WHAT IS ASKED: Each line of the material below that holds the word "Main" needs to be copied.

________

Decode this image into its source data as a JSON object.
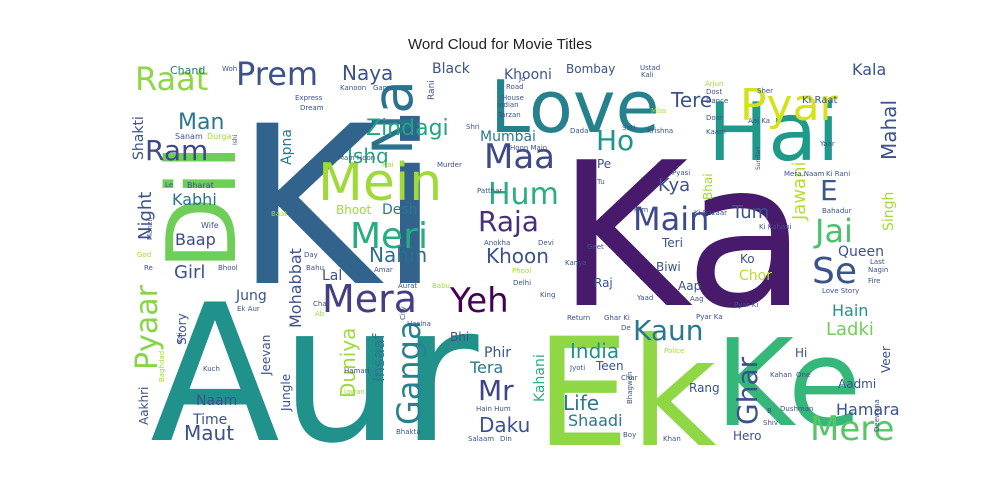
{
  "chart_data": {
    "type": "word-cloud",
    "title": "Word Cloud for Movie Titles",
    "palette": "viridis",
    "words": [
      {
        "text": "Ki",
        "color": "#31638c"
      },
      {
        "text": "Ka",
        "color": "#481a6c"
      },
      {
        "text": "Aur",
        "color": "#21918c"
      },
      {
        "text": "Ek",
        "color": "#8fd744"
      },
      {
        "text": "Ke",
        "color": "#35b779"
      },
      {
        "text": "Hai",
        "color": "#1f998a"
      },
      {
        "text": "Love",
        "color": "#26818e"
      },
      {
        "text": "Dil",
        "color": "#6ece58"
      },
      {
        "text": "Na",
        "color": "#2c728e"
      },
      {
        "text": "Mein",
        "color": "#a0da39"
      },
      {
        "text": "Pyar",
        "color": "#d2e21b"
      },
      {
        "text": "Mera",
        "color": "#433e85"
      },
      {
        "text": "Yeh",
        "color": "#440154"
      },
      {
        "text": "Meri",
        "color": "#27ad81"
      },
      {
        "text": "Ganga",
        "color": "#26828e"
      },
      {
        "text": "Prem",
        "color": "#3b528b"
      },
      {
        "text": "Raat",
        "color": "#8fd744"
      },
      {
        "text": "Maa",
        "color": "#3e4989"
      },
      {
        "text": "Hum",
        "color": "#29af7f"
      },
      {
        "text": "Raja",
        "color": "#472f7d"
      },
      {
        "text": "Main",
        "color": "#3e4a89"
      },
      {
        "text": "Jai",
        "color": "#4ac16d"
      },
      {
        "text": "Se",
        "color": "#3b528b"
      },
      {
        "text": "Kaun",
        "color": "#2a788e"
      },
      {
        "text": "Mere",
        "color": "#56c667"
      },
      {
        "text": "Pyaar",
        "color": "#86d549"
      },
      {
        "text": "Ghar",
        "color": "#3b528b"
      },
      {
        "text": "Mr",
        "color": "#414487"
      },
      {
        "text": "Ho",
        "color": "#1f948c"
      },
      {
        "text": "Ram",
        "color": "#3e4989"
      },
      {
        "text": "E",
        "color": "#38588c"
      },
      {
        "text": "Zindagi",
        "color": "#20a486"
      },
      {
        "text": "Naya",
        "color": "#3b528b"
      },
      {
        "text": "Tere",
        "color": "#3b528b"
      },
      {
        "text": "Kala",
        "color": "#3b528b"
      },
      {
        "text": "Mahal",
        "color": "#3b528b"
      },
      {
        "text": "Man",
        "color": "#2a788e"
      },
      {
        "text": "Ishq",
        "color": "#20a486"
      },
      {
        "text": "Nahin",
        "color": "#2e6e8e"
      },
      {
        "text": "Khoon",
        "color": "#3b528b"
      },
      {
        "text": "Night",
        "color": "#3b528b"
      },
      {
        "text": "Kabhi",
        "color": "#2c728e"
      },
      {
        "text": "Baap",
        "color": "#3e4989"
      },
      {
        "text": "Girl",
        "color": "#3b528b"
      },
      {
        "text": "Duniya",
        "color": "#a0da39"
      },
      {
        "text": "India",
        "color": "#21918c"
      },
      {
        "text": "Daku",
        "color": "#3b528b"
      },
      {
        "text": "Life",
        "color": "#2a788e"
      },
      {
        "text": "Maut",
        "color": "#3b528b"
      },
      {
        "text": "Tum",
        "color": "#3b528b"
      },
      {
        "text": "Kya",
        "color": "#3b528b"
      },
      {
        "text": "Queen",
        "color": "#3b528b"
      },
      {
        "text": "Ladki",
        "color": "#6ece58"
      },
      {
        "text": "Hain",
        "color": "#21918c"
      },
      {
        "text": "Jawani",
        "color": "#b5de2b"
      },
      {
        "text": "Mohabbat",
        "color": "#3b528b"
      },
      {
        "text": "Hamara",
        "color": "#3b528b"
      },
      {
        "text": "Shaadi",
        "color": "#2a788e"
      },
      {
        "text": "Tera",
        "color": "#2a788e"
      },
      {
        "text": "Insaaf",
        "color": "#2a788e"
      },
      {
        "text": "Kahani",
        "color": "#27ad81"
      },
      {
        "text": "Desh",
        "color": "#2a788e"
      },
      {
        "text": "Bhoot",
        "color": "#a0da39"
      },
      {
        "text": "Khooni",
        "color": "#3b528b"
      },
      {
        "text": "Black",
        "color": "#3b528b"
      },
      {
        "text": "Bombay",
        "color": "#3b528b"
      },
      {
        "text": "Mumbai",
        "color": "#2a788e"
      },
      {
        "text": "Singh",
        "color": "#a0da39"
      },
      {
        "text": "Chor",
        "color": "#b5de2b"
      },
      {
        "text": "Naam",
        "color": "#3b528b"
      },
      {
        "text": "Time",
        "color": "#3b528b"
      },
      {
        "text": "Phir",
        "color": "#3b528b"
      },
      {
        "text": "Jung",
        "color": "#3b528b"
      },
      {
        "text": "Lal",
        "color": "#3b528b"
      },
      {
        "text": "Bhi",
        "color": "#3b528b"
      },
      {
        "text": "Apna",
        "color": "#2a788e"
      },
      {
        "text": "Shakti",
        "color": "#3b528b"
      },
      {
        "text": "Story",
        "color": "#3b528b"
      },
      {
        "text": "Jeevan",
        "color": "#3b528b"
      },
      {
        "text": "Jungle",
        "color": "#3b528b"
      },
      {
        "text": "Teen",
        "color": "#3b528b"
      },
      {
        "text": "Rang",
        "color": "#3b528b"
      },
      {
        "text": "Hero",
        "color": "#3b528b"
      },
      {
        "text": "Aadmi",
        "color": "#3b528b"
      },
      {
        "text": "Veer",
        "color": "#3b528b"
      },
      {
        "text": "Hi",
        "color": "#3b528b"
      },
      {
        "text": "Aap",
        "color": "#3b528b"
      },
      {
        "text": "Biwi",
        "color": "#3b528b"
      },
      {
        "text": "Ko",
        "color": "#3b528b"
      },
      {
        "text": "Raj",
        "color": "#3b528b"
      },
      {
        "text": "Teri",
        "color": "#3b528b"
      },
      {
        "text": "Bhai",
        "color": "#a0da39"
      },
      {
        "text": "Pe",
        "color": "#3b528b"
      },
      {
        "text": "Aakhri",
        "color": "#3b528b"
      },
      {
        "text": "Chand",
        "color": "#2a788e"
      },
      {
        "text": "Sanam",
        "color": "#3b528b"
      },
      {
        "text": "Durga",
        "color": "#a0da39"
      },
      {
        "text": "Bharat",
        "color": "#3b528b"
      },
      {
        "text": "Wife",
        "color": "#3b528b"
      },
      {
        "text": "Rani",
        "color": "#3b528b"
      },
      {
        "text": "Ki Raat",
        "color": "#3b528b"
      },
      {
        "text": "Main Hoon",
        "color": "#3b528b"
      },
      {
        "text": "Ki Rani",
        "color": "#3b528b"
      },
      {
        "text": "Ki Kahani",
        "color": "#3b528b"
      },
      {
        "text": "Bahadur",
        "color": "#3b528b"
      },
      {
        "text": "Aaj Ka",
        "color": "#3b528b"
      },
      {
        "text": "Mera Naam",
        "color": "#3b528b"
      },
      {
        "text": "Love Story",
        "color": "#3b528b"
      },
      {
        "text": "Nagin",
        "color": "#3b528b"
      },
      {
        "text": "Fire",
        "color": "#3b528b"
      },
      {
        "text": "Last",
        "color": "#3b528b"
      },
      {
        "text": "Sher",
        "color": "#3b528b"
      },
      {
        "text": "Yaar",
        "color": "#3b528b"
      },
      {
        "text": "Sundari",
        "color": "#3b528b"
      },
      {
        "text": "Kaam",
        "color": "#3b528b"
      },
      {
        "text": "Dance",
        "color": "#3b528b"
      },
      {
        "text": "Dost",
        "color": "#3b528b"
      },
      {
        "text": "Arjun",
        "color": "#a0da39"
      },
      {
        "text": "Door",
        "color": "#3b528b"
      },
      {
        "text": "Miss",
        "color": "#a0da39"
      },
      {
        "text": "Krishna",
        "color": "#3b528b"
      },
      {
        "text": "Sati",
        "color": "#3b528b"
      },
      {
        "text": "Dada",
        "color": "#3b528b"
      },
      {
        "text": "Ustad",
        "color": "#3b528b"
      },
      {
        "text": "Kali",
        "color": "#3b528b"
      },
      {
        "text": "Jo",
        "color": "#3b528b"
      },
      {
        "text": "Road",
        "color": "#3b528b"
      },
      {
        "text": "House",
        "color": "#3b528b"
      },
      {
        "text": "Indian",
        "color": "#3b528b"
      },
      {
        "text": "Tarzan",
        "color": "#3b528b"
      },
      {
        "text": "Shri",
        "color": "#3b528b"
      },
      {
        "text": "Hoon Main",
        "color": "#3b528b"
      },
      {
        "text": "Murder",
        "color": "#3b528b"
      },
      {
        "text": "Patthar",
        "color": "#3b528b"
      },
      {
        "text": "Pyasi",
        "color": "#3b528b"
      },
      {
        "text": "Tu",
        "color": "#3b528b"
      },
      {
        "text": "Ki Bazaar",
        "color": "#3b528b"
      },
      {
        "text": "Film",
        "color": "#3b528b"
      },
      {
        "text": "Geet",
        "color": "#3b528b"
      },
      {
        "text": "Kanya",
        "color": "#3b528b"
      },
      {
        "text": "Phool",
        "color": "#a0da39"
      },
      {
        "text": "Delhi",
        "color": "#3b528b"
      },
      {
        "text": "King",
        "color": "#3b528b"
      },
      {
        "text": "Return",
        "color": "#3b528b"
      },
      {
        "text": "Ghar Ki",
        "color": "#3b528b"
      },
      {
        "text": "De",
        "color": "#3b528b"
      },
      {
        "text": "Pyar Ki",
        "color": "#3b528b"
      },
      {
        "text": "Aag",
        "color": "#3b528b"
      },
      {
        "text": "Yaad",
        "color": "#3b528b"
      },
      {
        "text": "Pyar Ka",
        "color": "#3b528b"
      },
      {
        "text": "Police",
        "color": "#a0da39"
      },
      {
        "text": "Jyoti",
        "color": "#3b528b"
      },
      {
        "text": "Char",
        "color": "#3b528b"
      },
      {
        "text": "Bhagwan",
        "color": "#3b528b"
      },
      {
        "text": "Kahan",
        "color": "#3b528b"
      },
      {
        "text": "B",
        "color": "#3b528b"
      },
      {
        "text": "Shiv",
        "color": "#3b528b"
      },
      {
        "text": "Dushman",
        "color": "#3b528b"
      },
      {
        "text": "One",
        "color": "#3b528b"
      },
      {
        "text": "Boy",
        "color": "#3b528b"
      },
      {
        "text": "Khan",
        "color": "#3b528b"
      },
      {
        "text": "Hain Hum",
        "color": "#3b528b"
      },
      {
        "text": "Salaam",
        "color": "#3b528b"
      },
      {
        "text": "Din",
        "color": "#3b528b"
      },
      {
        "text": "Bhakta",
        "color": "#3b528b"
      },
      {
        "text": "Hasina",
        "color": "#3b528b"
      },
      {
        "text": "City",
        "color": "#3b528b"
      },
      {
        "text": "Aurat",
        "color": "#3b528b"
      },
      {
        "text": "Babu",
        "color": "#a0da39"
      },
      {
        "text": "Hamari",
        "color": "#3b528b"
      },
      {
        "text": "Jawan",
        "color": "#a0da39"
      },
      {
        "text": "Ab",
        "color": "#a0da39"
      },
      {
        "text": "Chal",
        "color": "#3b528b"
      },
      {
        "text": "Bahu",
        "color": "#3b528b"
      },
      {
        "text": "Day",
        "color": "#3b528b"
      },
      {
        "text": "Amar",
        "color": "#3b528b"
      },
      {
        "text": "Anokha",
        "color": "#3b528b"
      },
      {
        "text": "Devi",
        "color": "#3b528b"
      },
      {
        "text": "Bhool",
        "color": "#3b528b"
      },
      {
        "text": "Re",
        "color": "#3b528b"
      },
      {
        "text": "God",
        "color": "#a0da39"
      },
      {
        "text": "Manzil",
        "color": "#3b528b"
      },
      {
        "text": "Le",
        "color": "#3b528b"
      },
      {
        "text": "Baat",
        "color": "#a0da39"
      },
      {
        "text": "Ek Aur",
        "color": "#3b528b"
      },
      {
        "text": "Koi",
        "color": "#3b528b"
      },
      {
        "text": "Baghdad",
        "color": "#a0da39"
      },
      {
        "text": "Kuch",
        "color": "#3b528b"
      },
      {
        "text": "Express",
        "color": "#3b528b"
      },
      {
        "text": "Dream",
        "color": "#3b528b"
      },
      {
        "text": "Kanoon",
        "color": "#3b528b"
      },
      {
        "text": "Game",
        "color": "#3b528b"
      },
      {
        "text": "Woh",
        "color": "#3b528b"
      },
      {
        "text": "Nai",
        "color": "#a0da39"
      },
      {
        "text": "Ishi",
        "color": "#3b528b"
      },
      {
        "text": "Deewana",
        "color": "#3b528b"
      }
    ]
  }
}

________

RESPONSE TO THE TASK:
        "text": "Main",
        "text": "Main Hoon",
        "text": "Hoon Main",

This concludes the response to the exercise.